## What to work on
Check each line of the material below for the string "autorregulação", then report how many lines have it, and nothing else.

start

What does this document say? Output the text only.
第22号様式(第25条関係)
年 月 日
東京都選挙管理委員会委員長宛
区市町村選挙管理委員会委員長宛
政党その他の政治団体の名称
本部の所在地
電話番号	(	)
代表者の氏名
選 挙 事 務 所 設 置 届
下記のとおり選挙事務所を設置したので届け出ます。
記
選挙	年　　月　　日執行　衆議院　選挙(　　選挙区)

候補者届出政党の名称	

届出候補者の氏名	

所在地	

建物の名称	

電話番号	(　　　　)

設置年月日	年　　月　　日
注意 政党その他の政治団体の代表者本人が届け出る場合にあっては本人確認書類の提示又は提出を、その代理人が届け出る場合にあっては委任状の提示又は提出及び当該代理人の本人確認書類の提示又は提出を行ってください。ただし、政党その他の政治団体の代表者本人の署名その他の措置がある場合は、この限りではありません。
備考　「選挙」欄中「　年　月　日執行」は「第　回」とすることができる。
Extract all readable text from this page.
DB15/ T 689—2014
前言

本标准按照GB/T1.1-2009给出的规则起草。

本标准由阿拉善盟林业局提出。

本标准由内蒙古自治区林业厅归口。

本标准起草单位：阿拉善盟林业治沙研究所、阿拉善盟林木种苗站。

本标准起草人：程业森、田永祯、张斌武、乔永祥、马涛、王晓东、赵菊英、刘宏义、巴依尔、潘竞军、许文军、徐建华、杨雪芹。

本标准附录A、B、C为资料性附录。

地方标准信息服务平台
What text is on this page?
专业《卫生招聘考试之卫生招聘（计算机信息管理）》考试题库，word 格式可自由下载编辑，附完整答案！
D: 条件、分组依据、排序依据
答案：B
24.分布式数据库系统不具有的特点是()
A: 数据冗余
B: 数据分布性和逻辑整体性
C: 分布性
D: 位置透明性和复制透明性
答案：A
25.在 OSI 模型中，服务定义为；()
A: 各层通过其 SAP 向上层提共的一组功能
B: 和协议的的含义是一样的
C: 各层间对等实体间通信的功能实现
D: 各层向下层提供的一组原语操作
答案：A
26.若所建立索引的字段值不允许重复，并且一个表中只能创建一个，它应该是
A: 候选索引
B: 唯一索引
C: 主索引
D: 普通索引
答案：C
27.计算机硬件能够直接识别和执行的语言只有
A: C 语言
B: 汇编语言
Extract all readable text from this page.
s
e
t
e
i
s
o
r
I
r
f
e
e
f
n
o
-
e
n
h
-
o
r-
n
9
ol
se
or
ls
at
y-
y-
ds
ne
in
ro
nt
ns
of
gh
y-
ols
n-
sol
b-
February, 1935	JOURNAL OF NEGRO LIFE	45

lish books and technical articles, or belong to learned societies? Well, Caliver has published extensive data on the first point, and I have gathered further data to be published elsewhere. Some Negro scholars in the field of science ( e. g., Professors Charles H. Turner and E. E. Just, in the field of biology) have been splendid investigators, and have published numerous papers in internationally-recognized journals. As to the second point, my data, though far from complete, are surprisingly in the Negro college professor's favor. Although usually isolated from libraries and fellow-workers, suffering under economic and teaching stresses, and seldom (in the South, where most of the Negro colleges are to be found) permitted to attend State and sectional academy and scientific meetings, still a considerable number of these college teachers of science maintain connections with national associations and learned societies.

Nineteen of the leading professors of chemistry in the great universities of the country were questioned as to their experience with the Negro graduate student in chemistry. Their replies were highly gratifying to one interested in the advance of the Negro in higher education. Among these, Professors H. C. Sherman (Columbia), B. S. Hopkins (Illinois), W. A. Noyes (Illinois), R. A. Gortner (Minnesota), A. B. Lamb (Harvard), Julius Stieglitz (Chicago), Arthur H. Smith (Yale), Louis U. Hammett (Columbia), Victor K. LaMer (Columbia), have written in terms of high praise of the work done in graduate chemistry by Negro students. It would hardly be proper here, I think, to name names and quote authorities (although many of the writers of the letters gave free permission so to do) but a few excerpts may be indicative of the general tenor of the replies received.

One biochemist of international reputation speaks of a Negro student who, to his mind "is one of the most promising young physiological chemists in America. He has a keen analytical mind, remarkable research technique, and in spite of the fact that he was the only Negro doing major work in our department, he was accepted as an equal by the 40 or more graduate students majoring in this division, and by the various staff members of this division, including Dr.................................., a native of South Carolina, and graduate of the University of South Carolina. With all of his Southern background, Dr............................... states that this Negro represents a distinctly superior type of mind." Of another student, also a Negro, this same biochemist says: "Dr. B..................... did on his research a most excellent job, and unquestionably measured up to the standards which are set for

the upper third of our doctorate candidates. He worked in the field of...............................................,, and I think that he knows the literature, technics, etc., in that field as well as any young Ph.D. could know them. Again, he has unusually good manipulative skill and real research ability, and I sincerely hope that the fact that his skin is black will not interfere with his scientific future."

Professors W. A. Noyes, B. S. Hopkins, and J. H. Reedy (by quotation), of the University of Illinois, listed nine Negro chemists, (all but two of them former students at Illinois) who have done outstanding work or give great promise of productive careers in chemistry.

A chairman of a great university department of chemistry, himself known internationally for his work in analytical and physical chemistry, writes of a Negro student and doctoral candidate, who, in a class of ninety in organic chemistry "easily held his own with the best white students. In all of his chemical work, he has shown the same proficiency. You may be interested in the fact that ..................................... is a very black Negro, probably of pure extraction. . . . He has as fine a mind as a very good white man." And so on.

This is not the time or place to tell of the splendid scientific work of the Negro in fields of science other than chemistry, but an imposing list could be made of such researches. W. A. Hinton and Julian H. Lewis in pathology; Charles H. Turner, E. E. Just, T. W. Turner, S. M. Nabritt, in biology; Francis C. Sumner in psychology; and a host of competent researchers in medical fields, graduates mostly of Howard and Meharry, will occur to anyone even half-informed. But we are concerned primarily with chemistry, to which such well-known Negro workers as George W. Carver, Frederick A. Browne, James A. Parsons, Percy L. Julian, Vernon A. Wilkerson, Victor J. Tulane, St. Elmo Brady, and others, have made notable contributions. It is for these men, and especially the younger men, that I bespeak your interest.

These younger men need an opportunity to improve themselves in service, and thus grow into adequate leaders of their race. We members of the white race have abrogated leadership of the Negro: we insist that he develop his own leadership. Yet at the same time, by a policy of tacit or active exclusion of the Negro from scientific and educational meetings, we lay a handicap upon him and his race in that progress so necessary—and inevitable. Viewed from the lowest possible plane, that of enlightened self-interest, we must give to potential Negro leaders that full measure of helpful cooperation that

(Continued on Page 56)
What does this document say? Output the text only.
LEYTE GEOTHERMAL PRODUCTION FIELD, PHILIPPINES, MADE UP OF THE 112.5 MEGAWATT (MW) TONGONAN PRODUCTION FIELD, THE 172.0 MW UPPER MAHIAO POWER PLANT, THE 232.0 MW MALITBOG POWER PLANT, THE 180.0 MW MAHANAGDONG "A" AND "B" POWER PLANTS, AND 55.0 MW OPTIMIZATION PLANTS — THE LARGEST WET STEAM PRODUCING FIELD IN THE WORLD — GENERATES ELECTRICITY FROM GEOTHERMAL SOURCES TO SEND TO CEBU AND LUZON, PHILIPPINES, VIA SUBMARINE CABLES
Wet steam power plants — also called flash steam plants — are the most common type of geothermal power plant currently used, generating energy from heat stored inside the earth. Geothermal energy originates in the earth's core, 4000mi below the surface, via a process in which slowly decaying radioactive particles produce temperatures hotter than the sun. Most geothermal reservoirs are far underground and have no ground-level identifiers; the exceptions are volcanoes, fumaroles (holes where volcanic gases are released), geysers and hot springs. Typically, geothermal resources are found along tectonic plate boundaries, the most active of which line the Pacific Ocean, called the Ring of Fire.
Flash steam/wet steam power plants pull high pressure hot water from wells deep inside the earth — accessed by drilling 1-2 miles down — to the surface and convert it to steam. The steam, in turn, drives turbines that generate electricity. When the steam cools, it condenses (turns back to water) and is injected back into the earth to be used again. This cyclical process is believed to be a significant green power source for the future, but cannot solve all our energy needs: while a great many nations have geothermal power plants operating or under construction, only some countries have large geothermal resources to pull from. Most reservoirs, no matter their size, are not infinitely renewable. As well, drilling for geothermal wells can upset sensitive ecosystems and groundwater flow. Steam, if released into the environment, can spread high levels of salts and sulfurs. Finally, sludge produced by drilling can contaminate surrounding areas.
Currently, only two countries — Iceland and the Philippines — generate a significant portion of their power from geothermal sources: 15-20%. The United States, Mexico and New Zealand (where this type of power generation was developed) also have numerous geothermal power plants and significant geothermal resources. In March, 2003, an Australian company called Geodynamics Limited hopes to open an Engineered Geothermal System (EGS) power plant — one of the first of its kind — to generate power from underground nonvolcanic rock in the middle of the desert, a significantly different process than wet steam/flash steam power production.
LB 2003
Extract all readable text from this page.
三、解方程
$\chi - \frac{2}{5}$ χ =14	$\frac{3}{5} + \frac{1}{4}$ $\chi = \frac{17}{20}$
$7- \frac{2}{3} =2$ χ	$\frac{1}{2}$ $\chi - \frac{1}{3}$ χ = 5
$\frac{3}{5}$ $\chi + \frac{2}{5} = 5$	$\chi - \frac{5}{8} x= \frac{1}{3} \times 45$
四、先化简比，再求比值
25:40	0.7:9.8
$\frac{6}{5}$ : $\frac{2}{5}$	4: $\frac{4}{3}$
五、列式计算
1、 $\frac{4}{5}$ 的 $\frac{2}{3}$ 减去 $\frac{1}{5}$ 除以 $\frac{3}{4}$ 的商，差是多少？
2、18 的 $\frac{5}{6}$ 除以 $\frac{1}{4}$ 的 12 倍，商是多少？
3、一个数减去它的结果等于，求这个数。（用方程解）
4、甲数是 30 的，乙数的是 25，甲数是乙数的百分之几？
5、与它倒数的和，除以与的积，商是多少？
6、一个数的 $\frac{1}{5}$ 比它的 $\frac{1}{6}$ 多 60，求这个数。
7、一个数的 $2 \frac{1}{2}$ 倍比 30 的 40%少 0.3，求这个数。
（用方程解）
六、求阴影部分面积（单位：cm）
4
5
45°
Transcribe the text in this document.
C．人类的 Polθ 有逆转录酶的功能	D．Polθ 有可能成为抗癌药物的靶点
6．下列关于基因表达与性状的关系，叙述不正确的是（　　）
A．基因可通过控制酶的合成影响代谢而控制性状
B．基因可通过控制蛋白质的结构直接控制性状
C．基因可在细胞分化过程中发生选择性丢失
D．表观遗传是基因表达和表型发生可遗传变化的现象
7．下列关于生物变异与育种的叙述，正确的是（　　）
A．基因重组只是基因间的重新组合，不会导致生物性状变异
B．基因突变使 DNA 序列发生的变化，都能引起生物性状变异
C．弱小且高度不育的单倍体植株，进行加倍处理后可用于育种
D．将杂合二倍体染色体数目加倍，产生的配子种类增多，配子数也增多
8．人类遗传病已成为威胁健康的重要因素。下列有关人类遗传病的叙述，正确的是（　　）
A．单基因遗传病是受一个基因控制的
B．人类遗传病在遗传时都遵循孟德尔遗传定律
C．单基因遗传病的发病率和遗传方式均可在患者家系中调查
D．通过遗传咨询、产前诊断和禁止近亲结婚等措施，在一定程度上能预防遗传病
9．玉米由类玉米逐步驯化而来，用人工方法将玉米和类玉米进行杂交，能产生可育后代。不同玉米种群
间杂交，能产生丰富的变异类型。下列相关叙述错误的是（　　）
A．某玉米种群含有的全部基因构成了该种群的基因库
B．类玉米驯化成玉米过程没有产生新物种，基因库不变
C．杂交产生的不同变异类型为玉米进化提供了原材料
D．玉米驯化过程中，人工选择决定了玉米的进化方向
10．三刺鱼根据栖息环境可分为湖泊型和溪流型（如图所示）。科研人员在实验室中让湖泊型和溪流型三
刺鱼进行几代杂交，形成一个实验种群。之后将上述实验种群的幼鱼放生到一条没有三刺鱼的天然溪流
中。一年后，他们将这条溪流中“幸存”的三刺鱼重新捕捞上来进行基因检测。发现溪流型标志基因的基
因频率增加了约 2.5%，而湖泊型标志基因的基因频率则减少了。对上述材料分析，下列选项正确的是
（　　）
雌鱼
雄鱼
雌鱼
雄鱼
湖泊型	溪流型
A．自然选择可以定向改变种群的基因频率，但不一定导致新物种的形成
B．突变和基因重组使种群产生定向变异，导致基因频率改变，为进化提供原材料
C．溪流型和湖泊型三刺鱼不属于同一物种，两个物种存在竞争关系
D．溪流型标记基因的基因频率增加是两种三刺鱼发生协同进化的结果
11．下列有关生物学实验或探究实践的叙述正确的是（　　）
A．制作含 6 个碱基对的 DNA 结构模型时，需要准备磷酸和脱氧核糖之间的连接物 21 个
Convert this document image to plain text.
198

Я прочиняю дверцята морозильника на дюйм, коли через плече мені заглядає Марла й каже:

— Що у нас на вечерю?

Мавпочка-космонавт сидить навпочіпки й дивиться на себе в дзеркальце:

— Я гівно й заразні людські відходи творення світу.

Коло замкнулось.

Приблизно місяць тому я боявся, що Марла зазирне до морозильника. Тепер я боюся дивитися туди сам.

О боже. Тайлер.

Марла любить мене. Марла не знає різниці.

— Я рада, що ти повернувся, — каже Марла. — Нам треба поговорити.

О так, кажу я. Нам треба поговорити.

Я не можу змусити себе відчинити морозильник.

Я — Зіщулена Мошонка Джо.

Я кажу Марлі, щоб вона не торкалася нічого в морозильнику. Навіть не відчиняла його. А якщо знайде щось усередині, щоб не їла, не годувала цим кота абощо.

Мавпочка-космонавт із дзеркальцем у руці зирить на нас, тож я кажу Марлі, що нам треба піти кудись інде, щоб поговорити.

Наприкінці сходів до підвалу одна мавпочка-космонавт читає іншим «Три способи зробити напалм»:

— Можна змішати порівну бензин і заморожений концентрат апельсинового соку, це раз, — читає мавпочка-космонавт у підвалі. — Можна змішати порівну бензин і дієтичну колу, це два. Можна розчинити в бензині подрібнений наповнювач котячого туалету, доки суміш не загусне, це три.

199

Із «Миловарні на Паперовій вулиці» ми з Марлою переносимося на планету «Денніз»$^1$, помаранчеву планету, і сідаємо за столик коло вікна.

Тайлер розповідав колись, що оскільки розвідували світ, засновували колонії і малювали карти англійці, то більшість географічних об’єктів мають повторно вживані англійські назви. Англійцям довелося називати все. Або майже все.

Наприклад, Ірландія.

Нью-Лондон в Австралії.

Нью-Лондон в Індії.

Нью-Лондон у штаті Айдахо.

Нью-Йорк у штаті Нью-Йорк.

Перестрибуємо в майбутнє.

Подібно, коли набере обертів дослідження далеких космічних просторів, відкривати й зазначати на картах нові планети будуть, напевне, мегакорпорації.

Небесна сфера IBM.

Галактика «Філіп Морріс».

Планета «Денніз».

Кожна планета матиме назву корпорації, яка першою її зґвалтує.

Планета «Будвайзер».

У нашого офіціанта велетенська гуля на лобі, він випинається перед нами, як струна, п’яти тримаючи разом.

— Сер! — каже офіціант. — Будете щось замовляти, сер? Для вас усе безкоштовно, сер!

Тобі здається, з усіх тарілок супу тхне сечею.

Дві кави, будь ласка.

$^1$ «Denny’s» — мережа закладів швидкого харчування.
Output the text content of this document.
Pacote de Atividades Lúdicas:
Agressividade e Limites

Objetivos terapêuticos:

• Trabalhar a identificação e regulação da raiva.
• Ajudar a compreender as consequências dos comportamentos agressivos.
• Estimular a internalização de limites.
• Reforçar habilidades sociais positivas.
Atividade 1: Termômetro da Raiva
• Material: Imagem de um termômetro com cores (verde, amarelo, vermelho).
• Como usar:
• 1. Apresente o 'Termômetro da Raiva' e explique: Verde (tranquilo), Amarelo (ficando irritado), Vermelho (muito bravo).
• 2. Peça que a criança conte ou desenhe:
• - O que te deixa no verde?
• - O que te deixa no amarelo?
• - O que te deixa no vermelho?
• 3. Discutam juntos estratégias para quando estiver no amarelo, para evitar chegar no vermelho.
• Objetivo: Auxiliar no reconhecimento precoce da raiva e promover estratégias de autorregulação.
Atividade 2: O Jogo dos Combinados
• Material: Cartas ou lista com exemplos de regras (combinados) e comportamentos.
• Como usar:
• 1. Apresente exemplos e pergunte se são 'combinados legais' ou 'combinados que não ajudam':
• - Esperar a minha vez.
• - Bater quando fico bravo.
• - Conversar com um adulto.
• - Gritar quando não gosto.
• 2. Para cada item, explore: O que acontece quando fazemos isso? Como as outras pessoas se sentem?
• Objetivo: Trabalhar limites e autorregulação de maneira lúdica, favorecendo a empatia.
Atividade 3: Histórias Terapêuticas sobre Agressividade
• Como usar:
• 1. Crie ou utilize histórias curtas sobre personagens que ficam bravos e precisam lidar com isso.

end

## Result
2